REQUIRED WORK:
Please transcribe the data below exactly. Leave the pictures out.

INFORMATION GIVEN:
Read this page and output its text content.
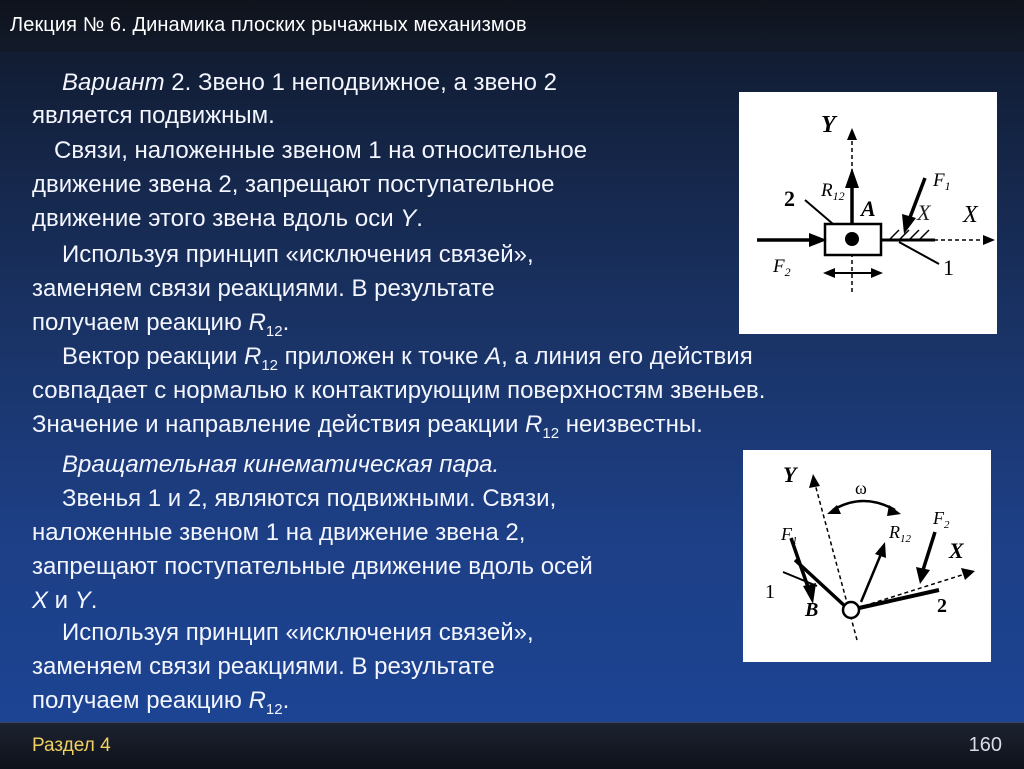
Лекция № 6. Динамика плоских рычажных механизмов
Вариант 2. Звено 1 неподвижное, а звено 2
является подвижным.
Связи, наложенные звеном 1 на относительное
движение звена 2, запрещают поступательное
движение этого звена вдоль оси Y.
Используя принцип «исключения связей»,
заменяем связи реакциями. В результате
получаем реакцию $R_{12}$.
Вектор реакции $R_{12}$ приложен к точке А, а линия его действия
совпадает с нормалью к контактирующим поверхностям звеньев.
Значение и направление действия реакции $R_{12}$ неизвестны.
Вращательная кинематическая пара.
Звенья 1 и 2, являются подвижными. Связи,
наложенные звеном 1 на движение звена 2,
запрещают поступательные движение вдоль осей
X и Y.
Используя принцип «исключения связей»,
заменяем связи реакциями. В результате
получаем реакцию $R_{12}$.
Y
X
1
A
2
$F_2$
$F_1$
$R_{12}$
X
Y
ω
X
1
2
B
$F_1$	$R_{12}$
$F_2$
Раздел 4	160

FINAL RESULT:
Read this page and output its text content.
Лекция № 6. Динамика плоских рычажных механизмов
Вариант 2. Звено 1 неподвижное, а звено 2
является подвижным.
Связи, наложенные звеном 1 на относительное
движение звена 2, запрещают поступательное
движение этого звена вдоль оси Y.
Используя принцип «исключения связей»,
заменяем связи реакциями. В результате
получаем реакцию $R_{12}$.
Вектор реакции $R_{12}$ приложен к точке А, а линия его действия
совпадает с нормалью к контактирующим поверхностям звеньев.
Значение и направление действия реакции $R_{12}$ неизвестны.
Вращательная кинематическая пара.
Звенья 1 и 2, являются подвижными. Связи,
наложенные звеном 1 на движение звена 2,
запрещают поступательные движение вдоль осей
X и Y.
Используя принцип «исключения связей»,
заменяем связи реакциями. В результате
получаем реакцию $R_{12}$.
Y
X
1
A
2
$F_2$
$F_1$
$R_{12}$
X
Y
ω
X
1
2
B
$F_1$	$R_{12}$
$F_2$
Раздел 4	160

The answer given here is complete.